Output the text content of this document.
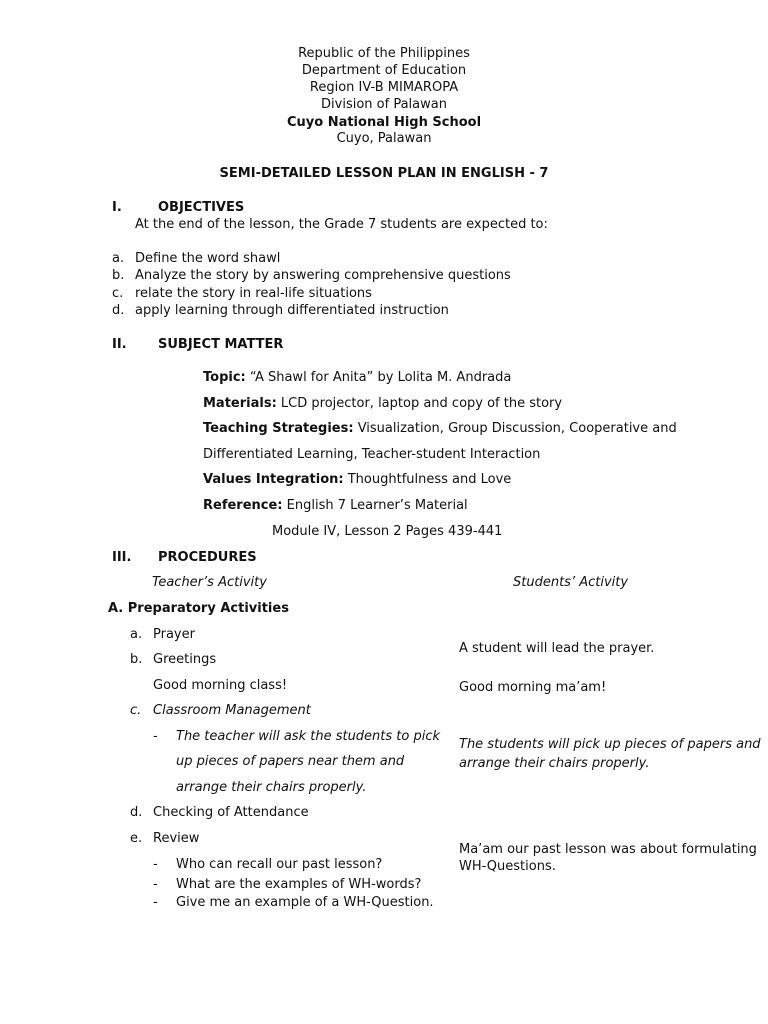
Republic of the Philippines
Department of Education
Region IV-B MIMAROPA
Division of Palawan
Cuyo National High School
Cuyo, Palawan
SEMI-DETAILED LESSON PLAN IN ENGLISH - 7
I.	OBJECTIVES
At the end of the lesson, the Grade 7 students are expected to:
a. Define the word shawl
b. Analyze the story by answering comprehensive questions
c. relate the story in real-life situations
d. apply learning through differentiated instruction
II. SUBJECT MATTER
Topic: “A Shawl for Anita” by Lolita M. Andrada
Materials: LCD projector, laptop and copy of the story
Teaching Strategies: Visualization, Group Discussion, Cooperative and
Differentiated Learning, Teacher-student Interaction
Values Integration: Thoughtfulness and Love
Reference: English 7 Learner’s Material
Module IV, Lesson 2 Pages 439-441
III. PROCEDURES
Teacher’s Activity	Students’ Activity
A. Preparatory Activities
a. Prayer
b. Greetings
Good morning class!
c. Classroom Management
- The teacher will ask the students to pick
up pieces of papers near them and
arrange their chairs properly.
d. Checking of Attendance
e. Review
- Who can recall our past lesson?
- What are the examples of WH-words?
- Give me an example of a WH-Question.
A student will lead the prayer.
Good morning ma’am!
The students will pick up pieces of papers and
arrange their chairs properly.
Ma’am our past lesson was about formulating
WH-Questions.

» **What the task requires**
Restate the full listing verbatim and drop every picture.

» **Task answer**
Output the text content of this document.
Republic of the Philippines
Department of Education
Region IV-B MIMAROPA
Division of Palawan
Cuyo National High School
Cuyo, Palawan
SEMI-DETAILED LESSON PLAN IN ENGLISH - 7
I.	OBJECTIVES
At the end of the lesson, the Grade 7 students are expected to:
a. Define the word shawl
b. Analyze the story by answering comprehensive questions
c. relate the story in real-life situations
d. apply learning through differentiated instruction
II. SUBJECT MATTER
Topic: “A Shawl for Anita” by Lolita M. Andrada
Materials: LCD projector, laptop and copy of the story
Teaching Strategies: Visualization, Group Discussion, Cooperative and
Differentiated Learning, Teacher-student Interaction
Values Integration: Thoughtfulness and Love
Reference: English 7 Learner’s Material
Module IV, Lesson 2 Pages 439-441
III. PROCEDURES
Teacher’s Activity	Students’ Activity
A. Preparatory Activities
a. Prayer
b. Greetings
Good morning class!
c. Classroom Management
- The teacher will ask the students to pick
up pieces of papers near them and
arrange their chairs properly.
d. Checking of Attendance
e. Review
- Who can recall our past lesson?
- What are the examples of WH-words?
- Give me an example of a WH-Question.
A student will lead the prayer.
Good morning ma’am!
The students will pick up pieces of papers and
arrange their chairs properly.
Ma’am our past lesson was about formulating
WH-Questions.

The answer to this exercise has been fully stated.